== What to work on ==
Restate the material word for word and leave out anything that is a picture.

# start of Data in this exercise

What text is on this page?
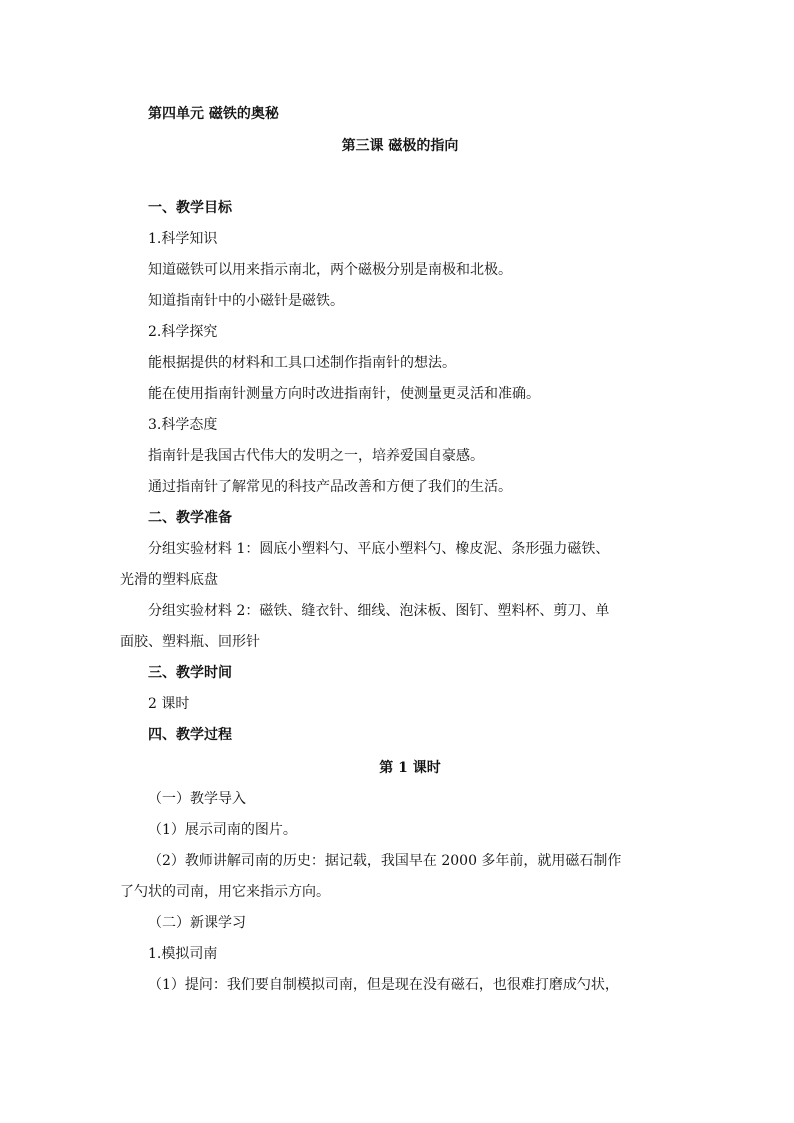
第四单元 磁铁的奥秘
第三课 磁极的指向
一、教学目标
1.科学知识
知道磁铁可以用来指示南北，两个磁极分别是南极和北极。
知道指南针中的小磁针是磁铁。
2.科学探究
能根据提供的材料和工具口述制作指南针的想法。
能在使用指南针测量方向时改进指南针，使测量更灵活和准确。
3.科学态度
指南针是我国古代伟大的发明之一，培养爱国自豪感。
通过指南针了解常见的科技产品改善和方便了我们的生活。
二、教学准备
分组实验材料 1：圆底小塑料勺、平底小塑料勺、橡皮泥、条形强力磁铁、
光滑的塑料底盘
分组实验材料 2：磁铁、缝衣针、细线、泡沫板、图钉、塑料杯、剪刀、单
面胶、塑料瓶、回形针
三、教学时间
2 课时
四、教学过程
第 1 课时
（一）教学导入
（1）展示司南的图片。
（2）教师讲解司南的历史：据记载，我国早在 2000 多年前，就用磁石制作
了勺状的司南，用它来指示方向。
（二）新课学习
1.模拟司南
（1）提问：我们要自制模拟司南，但是现在没有磁石，也很难打磨成勺状，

# end of Data in this exercise

== Reply ==
What text is on this page?
第四单元 磁铁的奥秘
第三课 磁极的指向
一、教学目标
1.科学知识
知道磁铁可以用来指示南北，两个磁极分别是南极和北极。
知道指南针中的小磁针是磁铁。
2.科学探究
能根据提供的材料和工具口述制作指南针的想法。
能在使用指南针测量方向时改进指南针，使测量更灵活和准确。
3.科学态度
指南针是我国古代伟大的发明之一，培养爱国自豪感。
通过指南针了解常见的科技产品改善和方便了我们的生活。
二、教学准备
分组实验材料 1：圆底小塑料勺、平底小塑料勺、橡皮泥、条形强力磁铁、
光滑的塑料底盘
分组实验材料 2：磁铁、缝衣针、细线、泡沫板、图钉、塑料杯、剪刀、单
面胶、塑料瓶、回形针
三、教学时间
2 课时
四、教学过程
第 1 课时
（一）教学导入
（1）展示司南的图片。
（2）教师讲解司南的历史：据记载，我国早在 2000 多年前，就用磁石制作
了勺状的司南，用它来指示方向。
（二）新课学习
1.模拟司南
（1）提问：我们要自制模拟司南，但是现在没有磁石，也很难打磨成勺状，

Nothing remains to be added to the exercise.